Esos cambios intervienen en un contexto europeo de crisis multiforme cuyas dos principales características son: por un lado, el desempleo masivo y los riesgos de deflación en una gran parte de los países miembros de la UE, y muy particularmente de aquellos de la zona euro; por otro lado, la degradación de las relaciones con Rusia a propósito de la situación de Ucrania. A todo esto hay que agregarle la amenaza terrorista del Estado Islámico, especialmente de atentados en Europa. Para la gestión de esos tres asuntos, hay tres dosificaciones diferentes entre, por una parte, las políticas de la UE en tanto que UE, y, por otra, las políticas nacionales de los Estados miembros más importantes.

:::::

PROBLEMAS POR RESOLVER |
1. Responda las siguientes preguntas según el pasaje.
(a) ¿Cuáles son las dos principales características de la crisis europea?
(b) ¿A propósito de qué situación se han degradado las relaciones con Rusia?
(c) ¿Qué amenaza hay que agregar a todo esto?
2. Indique si cada afirmación concuerda con el pasaje y cite las palabras que lo deciden.
(a) El desempleo masivo y los riesgos de deflación afectan muy particularmente a los países de la zona euro.
(b) Las relaciones con Rusia han mejorado.
(c) Los tres asuntos se gestionan con la misma dosificación entre las políticas de la UE y las nacionales.
3. Transcriba sin cambios la parte del pasaje que empieza con las palabras "Esos cambios intervienen" y termina con "miembros más importantes.".
El listado no guarda ninguna relación con el pasaje.

EXTRACTOS DE REGISTROS |
:::::

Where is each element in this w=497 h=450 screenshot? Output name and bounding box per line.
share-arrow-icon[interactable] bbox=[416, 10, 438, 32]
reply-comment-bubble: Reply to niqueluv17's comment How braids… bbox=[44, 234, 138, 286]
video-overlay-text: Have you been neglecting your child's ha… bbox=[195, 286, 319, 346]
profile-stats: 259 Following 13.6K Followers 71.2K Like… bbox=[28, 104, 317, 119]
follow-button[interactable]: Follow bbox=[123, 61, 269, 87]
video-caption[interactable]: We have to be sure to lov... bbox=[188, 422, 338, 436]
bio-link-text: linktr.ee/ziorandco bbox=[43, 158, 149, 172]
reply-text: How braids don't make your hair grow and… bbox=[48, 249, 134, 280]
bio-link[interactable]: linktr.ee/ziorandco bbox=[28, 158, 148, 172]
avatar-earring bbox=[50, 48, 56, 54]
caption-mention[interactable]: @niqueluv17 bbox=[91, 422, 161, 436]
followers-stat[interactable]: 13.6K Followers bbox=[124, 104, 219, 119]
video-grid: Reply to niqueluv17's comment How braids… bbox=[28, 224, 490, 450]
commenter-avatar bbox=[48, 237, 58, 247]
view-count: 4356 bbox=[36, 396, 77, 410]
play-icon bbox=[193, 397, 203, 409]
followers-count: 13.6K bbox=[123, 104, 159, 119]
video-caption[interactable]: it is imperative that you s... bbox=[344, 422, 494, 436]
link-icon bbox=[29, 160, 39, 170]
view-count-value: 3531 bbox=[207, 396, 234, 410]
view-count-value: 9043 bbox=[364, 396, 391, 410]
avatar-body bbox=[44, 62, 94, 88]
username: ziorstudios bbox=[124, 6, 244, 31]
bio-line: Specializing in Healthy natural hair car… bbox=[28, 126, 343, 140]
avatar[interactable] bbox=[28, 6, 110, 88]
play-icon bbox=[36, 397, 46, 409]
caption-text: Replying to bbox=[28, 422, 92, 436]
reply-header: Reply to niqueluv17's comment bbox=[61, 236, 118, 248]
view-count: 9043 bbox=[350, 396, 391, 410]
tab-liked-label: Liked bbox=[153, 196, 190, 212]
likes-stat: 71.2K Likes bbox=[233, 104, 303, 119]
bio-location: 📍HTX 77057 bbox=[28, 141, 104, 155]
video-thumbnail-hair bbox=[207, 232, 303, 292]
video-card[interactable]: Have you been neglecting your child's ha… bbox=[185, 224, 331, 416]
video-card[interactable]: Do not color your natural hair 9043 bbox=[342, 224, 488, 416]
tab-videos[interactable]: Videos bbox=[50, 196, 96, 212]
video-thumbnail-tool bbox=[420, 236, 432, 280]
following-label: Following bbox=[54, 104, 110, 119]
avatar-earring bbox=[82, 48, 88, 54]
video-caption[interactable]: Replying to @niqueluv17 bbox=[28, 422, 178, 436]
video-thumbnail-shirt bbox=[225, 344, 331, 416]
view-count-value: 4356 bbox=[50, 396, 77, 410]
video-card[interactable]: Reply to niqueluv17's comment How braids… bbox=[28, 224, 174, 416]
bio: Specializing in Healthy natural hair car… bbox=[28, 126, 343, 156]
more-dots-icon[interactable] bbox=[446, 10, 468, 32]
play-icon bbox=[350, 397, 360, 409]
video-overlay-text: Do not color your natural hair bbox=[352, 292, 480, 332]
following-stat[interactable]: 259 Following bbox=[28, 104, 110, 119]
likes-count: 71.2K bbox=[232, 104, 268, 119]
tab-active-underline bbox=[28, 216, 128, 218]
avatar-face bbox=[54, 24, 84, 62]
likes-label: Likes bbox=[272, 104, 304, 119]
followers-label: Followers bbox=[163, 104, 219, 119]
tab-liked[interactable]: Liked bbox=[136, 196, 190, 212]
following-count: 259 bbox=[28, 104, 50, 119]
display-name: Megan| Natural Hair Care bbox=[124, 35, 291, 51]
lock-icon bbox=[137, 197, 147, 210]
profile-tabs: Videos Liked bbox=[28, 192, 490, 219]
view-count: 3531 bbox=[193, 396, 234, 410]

:::::

RESULTADOS DEL EJERCICIO |
1.
(a) Por un lado, el desempleo masivo y los riesgos de deflación en una gran parte de los países miembros de la UE; por otro, la degradación de las relaciones con Rusia.
(b) A propósito de la situación de Ucrania.
(c) La amenaza terrorista del Estado Islámico, especialmente de atentados en Europa.

2.
(a) Sí: "y muy particularmente de aquellos de la zona euro".
(b) No: "la degradación de las relaciones con Rusia a propósito de la situación de Ucrania".
(c) No: "hay tres dosificaciones diferentes".

3.
Esos cambios intervienen en un contexto europeo de crisis multiforme cuyas dos principales características son: por un lado, el desempleo masivo y los riesgos de deflación en una gran parte de los países miembros de la UE, y muy particularmente de aquellos de la zona euro; por otro lado, la degradación de las relaciones con Rusia a propósito de la situación de Ucrania. A todo esto hay que agregarle la amenaza terrorista del Estado Islámico, especialmente de atentados en Europa. Para la gestión de esos tres asuntos, hay tres dosificaciones diferentes entre, por una parte, las políticas de la UE en tanto que UE, y, por otra, las políticas nacionales de los Estados miembros más importantes.